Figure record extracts

- - - -

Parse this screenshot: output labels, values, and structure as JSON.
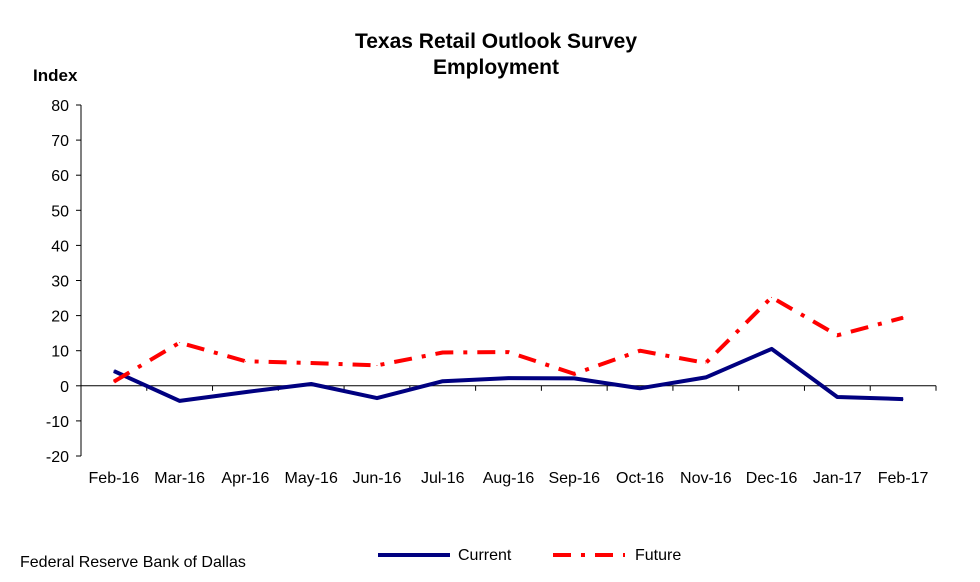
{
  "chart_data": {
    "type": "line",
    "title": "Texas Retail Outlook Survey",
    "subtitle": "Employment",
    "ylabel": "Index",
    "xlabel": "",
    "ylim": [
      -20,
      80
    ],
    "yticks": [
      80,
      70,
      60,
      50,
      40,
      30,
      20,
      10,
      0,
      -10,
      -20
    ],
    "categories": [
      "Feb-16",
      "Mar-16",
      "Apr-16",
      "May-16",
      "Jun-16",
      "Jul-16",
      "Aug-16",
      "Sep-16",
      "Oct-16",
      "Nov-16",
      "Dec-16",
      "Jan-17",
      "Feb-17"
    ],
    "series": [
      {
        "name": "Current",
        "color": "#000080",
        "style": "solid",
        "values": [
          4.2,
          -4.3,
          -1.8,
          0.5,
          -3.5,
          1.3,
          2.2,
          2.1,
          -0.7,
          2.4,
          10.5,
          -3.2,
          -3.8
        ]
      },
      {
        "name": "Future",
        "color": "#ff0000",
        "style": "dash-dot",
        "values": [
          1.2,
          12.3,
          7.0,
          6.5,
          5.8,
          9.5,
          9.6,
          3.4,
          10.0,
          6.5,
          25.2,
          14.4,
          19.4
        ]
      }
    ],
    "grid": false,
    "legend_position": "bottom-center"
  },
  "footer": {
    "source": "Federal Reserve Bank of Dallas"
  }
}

- - - -

GOAL
Make an exact copy of the data above, pictures excluded.

RESULT FOR THIS EXERCISE
Parse this screenshot: output labels, values, and structure as JSON.
{
  "chart_data": {
    "type": "line",
    "title": "Texas Retail Outlook Survey",
    "subtitle": "Employment",
    "ylabel": "Index",
    "xlabel": "",
    "ylim": [
      -20,
      80
    ],
    "yticks": [
      80,
      70,
      60,
      50,
      40,
      30,
      20,
      10,
      0,
      -10,
      -20
    ],
    "categories": [
      "Feb-16",
      "Mar-16",
      "Apr-16",
      "May-16",
      "Jun-16",
      "Jul-16",
      "Aug-16",
      "Sep-16",
      "Oct-16",
      "Nov-16",
      "Dec-16",
      "Jan-17",
      "Feb-17"
    ],
    "series": [
      {
        "name": "Current",
        "color": "#000080",
        "style": "solid",
        "values": [
          4.2,
          -4.3,
          -1.8,
          0.5,
          -3.5,
          1.3,
          2.2,
          2.1,
          -0.7,
          2.4,
          10.5,
          -3.2,
          -3.8
        ]
      },
      {
        "name": "Future",
        "color": "#ff0000",
        "style": "dash-dot",
        "values": [
          1.2,
          12.3,
          7.0,
          6.5,
          5.8,
          9.5,
          9.6,
          3.4,
          10.0,
          6.5,
          25.2,
          14.4,
          19.4
        ]
      }
    ],
    "grid": false,
    "legend_position": "bottom-center"
  },
  "footer": {
    "source": "Federal Reserve Bank of Dallas"
  }
}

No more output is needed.